> _Data for this task_
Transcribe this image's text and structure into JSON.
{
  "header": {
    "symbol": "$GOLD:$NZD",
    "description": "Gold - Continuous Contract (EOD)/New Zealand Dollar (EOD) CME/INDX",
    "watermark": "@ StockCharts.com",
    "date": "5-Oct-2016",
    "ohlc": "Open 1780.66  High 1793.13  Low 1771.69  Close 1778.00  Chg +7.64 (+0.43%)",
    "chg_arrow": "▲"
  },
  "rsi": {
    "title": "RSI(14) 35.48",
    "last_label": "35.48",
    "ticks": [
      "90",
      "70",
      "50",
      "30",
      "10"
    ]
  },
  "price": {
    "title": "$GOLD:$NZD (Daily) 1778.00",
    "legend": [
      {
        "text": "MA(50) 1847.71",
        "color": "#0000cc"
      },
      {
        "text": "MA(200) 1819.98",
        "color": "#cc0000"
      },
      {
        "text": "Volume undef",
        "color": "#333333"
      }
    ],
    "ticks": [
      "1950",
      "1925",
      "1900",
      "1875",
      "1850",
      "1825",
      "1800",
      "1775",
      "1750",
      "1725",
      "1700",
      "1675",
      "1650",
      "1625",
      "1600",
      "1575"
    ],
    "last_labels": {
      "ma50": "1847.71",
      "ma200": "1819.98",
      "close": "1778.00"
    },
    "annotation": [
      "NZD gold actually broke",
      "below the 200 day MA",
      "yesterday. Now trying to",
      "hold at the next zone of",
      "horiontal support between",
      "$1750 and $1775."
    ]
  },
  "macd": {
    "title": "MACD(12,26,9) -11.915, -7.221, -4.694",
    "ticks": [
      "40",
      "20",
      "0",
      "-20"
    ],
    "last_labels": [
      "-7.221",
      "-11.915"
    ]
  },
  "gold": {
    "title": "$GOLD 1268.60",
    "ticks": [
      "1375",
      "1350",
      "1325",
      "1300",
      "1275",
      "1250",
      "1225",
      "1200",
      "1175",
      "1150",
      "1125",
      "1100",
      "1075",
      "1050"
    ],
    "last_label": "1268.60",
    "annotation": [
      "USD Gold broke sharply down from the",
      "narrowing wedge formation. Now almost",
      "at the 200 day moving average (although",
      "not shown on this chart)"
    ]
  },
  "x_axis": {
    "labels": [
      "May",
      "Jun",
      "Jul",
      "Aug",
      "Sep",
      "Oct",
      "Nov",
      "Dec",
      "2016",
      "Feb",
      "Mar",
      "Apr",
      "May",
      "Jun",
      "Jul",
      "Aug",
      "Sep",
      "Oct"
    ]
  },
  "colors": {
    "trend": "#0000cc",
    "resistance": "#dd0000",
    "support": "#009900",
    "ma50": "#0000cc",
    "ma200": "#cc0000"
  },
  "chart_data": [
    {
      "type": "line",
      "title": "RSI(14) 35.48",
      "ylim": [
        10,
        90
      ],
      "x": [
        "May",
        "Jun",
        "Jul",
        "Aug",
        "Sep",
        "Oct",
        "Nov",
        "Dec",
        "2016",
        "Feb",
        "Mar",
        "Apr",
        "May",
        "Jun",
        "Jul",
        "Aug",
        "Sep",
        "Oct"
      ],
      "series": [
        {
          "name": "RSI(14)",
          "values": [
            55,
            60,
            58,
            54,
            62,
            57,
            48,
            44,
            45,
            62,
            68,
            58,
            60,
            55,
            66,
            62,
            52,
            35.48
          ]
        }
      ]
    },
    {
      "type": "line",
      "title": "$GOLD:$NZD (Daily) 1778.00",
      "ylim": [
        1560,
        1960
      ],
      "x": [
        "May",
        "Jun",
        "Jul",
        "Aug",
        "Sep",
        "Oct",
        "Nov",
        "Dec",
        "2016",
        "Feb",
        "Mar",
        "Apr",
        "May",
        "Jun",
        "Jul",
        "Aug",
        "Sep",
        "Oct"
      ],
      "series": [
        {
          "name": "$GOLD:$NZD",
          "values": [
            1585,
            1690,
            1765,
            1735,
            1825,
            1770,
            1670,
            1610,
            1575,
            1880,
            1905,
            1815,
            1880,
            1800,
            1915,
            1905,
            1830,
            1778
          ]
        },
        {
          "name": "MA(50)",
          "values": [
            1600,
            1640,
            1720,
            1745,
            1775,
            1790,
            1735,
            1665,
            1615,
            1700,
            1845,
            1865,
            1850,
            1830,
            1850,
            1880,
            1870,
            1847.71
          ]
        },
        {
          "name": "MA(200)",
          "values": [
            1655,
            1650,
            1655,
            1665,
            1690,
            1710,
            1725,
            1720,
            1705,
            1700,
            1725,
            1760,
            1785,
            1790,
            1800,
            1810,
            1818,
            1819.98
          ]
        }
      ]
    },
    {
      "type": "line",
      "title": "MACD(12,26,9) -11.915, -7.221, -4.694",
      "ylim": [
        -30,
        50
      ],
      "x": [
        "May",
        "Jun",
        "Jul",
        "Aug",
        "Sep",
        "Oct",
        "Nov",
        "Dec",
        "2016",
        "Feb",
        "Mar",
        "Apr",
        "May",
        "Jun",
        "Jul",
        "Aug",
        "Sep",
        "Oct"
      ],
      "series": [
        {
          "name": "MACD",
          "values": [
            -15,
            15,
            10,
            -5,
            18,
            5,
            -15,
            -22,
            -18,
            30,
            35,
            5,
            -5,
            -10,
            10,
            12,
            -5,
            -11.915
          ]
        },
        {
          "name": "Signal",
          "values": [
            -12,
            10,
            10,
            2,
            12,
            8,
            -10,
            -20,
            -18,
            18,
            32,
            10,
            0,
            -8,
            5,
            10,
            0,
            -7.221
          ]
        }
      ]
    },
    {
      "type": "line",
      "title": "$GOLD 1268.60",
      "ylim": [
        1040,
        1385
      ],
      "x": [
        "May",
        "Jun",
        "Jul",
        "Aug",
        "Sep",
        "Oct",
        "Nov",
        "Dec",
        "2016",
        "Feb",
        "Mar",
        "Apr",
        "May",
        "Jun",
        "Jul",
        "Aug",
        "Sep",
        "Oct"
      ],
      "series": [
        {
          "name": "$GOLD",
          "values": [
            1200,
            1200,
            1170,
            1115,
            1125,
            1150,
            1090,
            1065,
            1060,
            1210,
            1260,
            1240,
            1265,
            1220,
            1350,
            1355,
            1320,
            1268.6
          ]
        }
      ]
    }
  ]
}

> _Problem_
Quote all of the entries verbatim.

> _Written answer_
Transcribe this image's text and structure into JSON.
{
  "header": {
    "symbol": "$GOLD:$NZD",
    "description": "Gold - Continuous Contract (EOD)/New Zealand Dollar (EOD) CME/INDX",
    "watermark": "@ StockCharts.com",
    "date": "5-Oct-2016",
    "ohlc": "Open 1780.66  High 1793.13  Low 1771.69  Close 1778.00  Chg +7.64 (+0.43%)",
    "chg_arrow": "▲"
  },
  "rsi": {
    "title": "RSI(14) 35.48",
    "last_label": "35.48",
    "ticks": [
      "90",
      "70",
      "50",
      "30",
      "10"
    ]
  },
  "price": {
    "title": "$GOLD:$NZD (Daily) 1778.00",
    "legend": [
      {
        "text": "MA(50) 1847.71",
        "color": "#0000cc"
      },
      {
        "text": "MA(200) 1819.98",
        "color": "#cc0000"
      },
      {
        "text": "Volume undef",
        "color": "#333333"
      }
    ],
    "ticks": [
      "1950",
      "1925",
      "1900",
      "1875",
      "1850",
      "1825",
      "1800",
      "1775",
      "1750",
      "1725",
      "1700",
      "1675",
      "1650",
      "1625",
      "1600",
      "1575"
    ],
    "last_labels": {
      "ma50": "1847.71",
      "ma200": "1819.98",
      "close": "1778.00"
    },
    "annotation": [
      "NZD gold actually broke",
      "below the 200 day MA",
      "yesterday. Now trying to",
      "hold at the next zone of",
      "horiontal support between",
      "$1750 and $1775."
    ]
  },
  "macd": {
    "title": "MACD(12,26,9) -11.915, -7.221, -4.694",
    "ticks": [
      "40",
      "20",
      "0",
      "-20"
    ],
    "last_labels": [
      "-7.221",
      "-11.915"
    ]
  },
  "gold": {
    "title": "$GOLD 1268.60",
    "ticks": [
      "1375",
      "1350",
      "1325",
      "1300",
      "1275",
      "1250",
      "1225",
      "1200",
      "1175",
      "1150",
      "1125",
      "1100",
      "1075",
      "1050"
    ],
    "last_label": "1268.60",
    "annotation": [
      "USD Gold broke sharply down from the",
      "narrowing wedge formation. Now almost",
      "at the 200 day moving average (although",
      "not shown on this chart)"
    ]
  },
  "x_axis": {
    "labels": [
      "May",
      "Jun",
      "Jul",
      "Aug",
      "Sep",
      "Oct",
      "Nov",
      "Dec",
      "2016",
      "Feb",
      "Mar",
      "Apr",
      "May",
      "Jun",
      "Jul",
      "Aug",
      "Sep",
      "Oct"
    ]
  },
  "colors": {
    "trend": "#0000cc",
    "resistance": "#dd0000",
    "support": "#009900",
    "ma50": "#0000cc",
    "ma200": "#cc0000"
  },
  "chart_data": [
    {
      "type": "line",
      "title": "RSI(14) 35.48",
      "ylim": [
        10,
        90
      ],
      "x": [
        "May",
        "Jun",
        "Jul",
        "Aug",
        "Sep",
        "Oct",
        "Nov",
        "Dec",
        "2016",
        "Feb",
        "Mar",
        "Apr",
        "May",
        "Jun",
        "Jul",
        "Aug",
        "Sep",
        "Oct"
      ],
      "series": [
        {
          "name": "RSI(14)",
          "values": [
            55,
            60,
            58,
            54,
            62,
            57,
            48,
            44,
            45,
            62,
            68,
            58,
            60,
            55,
            66,
            62,
            52,
            35.48
          ]
        }
      ]
    },
    {
      "type": "line",
      "title": "$GOLD:$NZD (Daily) 1778.00",
      "ylim": [
        1560,
        1960
      ],
      "x": [
        "May",
        "Jun",
        "Jul",
        "Aug",
        "Sep",
        "Oct",
        "Nov",
        "Dec",
        "2016",
        "Feb",
        "Mar",
        "Apr",
        "May",
        "Jun",
        "Jul",
        "Aug",
        "Sep",
        "Oct"
      ],
      "series": [
        {
          "name": "$GOLD:$NZD",
          "values": [
            1585,
            1690,
            1765,
            1735,
            1825,
            1770,
            1670,
            1610,
            1575,
            1880,
            1905,
            1815,
            1880,
            1800,
            1915,
            1905,
            1830,
            1778
          ]
        },
        {
          "name": "MA(50)",
          "values": [
            1600,
            1640,
            1720,
            1745,
            1775,
            1790,
            1735,
            1665,
            1615,
            1700,
            1845,
            1865,
            1850,
            1830,
            1850,
            1880,
            1870,
            1847.71
          ]
        },
        {
          "name": "MA(200)",
          "values": [
            1655,
            1650,
            1655,
            1665,
            1690,
            1710,
            1725,
            1720,
            1705,
            1700,
            1725,
            1760,
            1785,
            1790,
            1800,
            1810,
            1818,
            1819.98
          ]
        }
      ]
    },
    {
      "type": "line",
      "title": "MACD(12,26,9) -11.915, -7.221, -4.694",
      "ylim": [
        -30,
        50
      ],
      "x": [
        "May",
        "Jun",
        "Jul",
        "Aug",
        "Sep",
        "Oct",
        "Nov",
        "Dec",
        "2016",
        "Feb",
        "Mar",
        "Apr",
        "May",
        "Jun",
        "Jul",
        "Aug",
        "Sep",
        "Oct"
      ],
      "series": [
        {
          "name": "MACD",
          "values": [
            -15,
            15,
            10,
            -5,
            18,
            5,
            -15,
            -22,
            -18,
            30,
            35,
            5,
            -5,
            -10,
            10,
            12,
            -5,
            -11.915
          ]
        },
        {
          "name": "Signal",
          "values": [
            -12,
            10,
            10,
            2,
            12,
            8,
            -10,
            -20,
            -18,
            18,
            32,
            10,
            0,
            -8,
            5,
            10,
            0,
            -7.221
          ]
        }
      ]
    },
    {
      "type": "line",
      "title": "$GOLD 1268.60",
      "ylim": [
        1040,
        1385
      ],
      "x": [
        "May",
        "Jun",
        "Jul",
        "Aug",
        "Sep",
        "Oct",
        "Nov",
        "Dec",
        "2016",
        "Feb",
        "Mar",
        "Apr",
        "May",
        "Jun",
        "Jul",
        "Aug",
        "Sep",
        "Oct"
      ],
      "series": [
        {
          "name": "$GOLD",
          "values": [
            1200,
            1200,
            1170,
            1115,
            1125,
            1150,
            1090,
            1065,
            1060,
            1210,
            1260,
            1240,
            1265,
            1220,
            1350,
            1355,
            1320,
            1268.6
          ]
        }
      ]
    }
  ]
}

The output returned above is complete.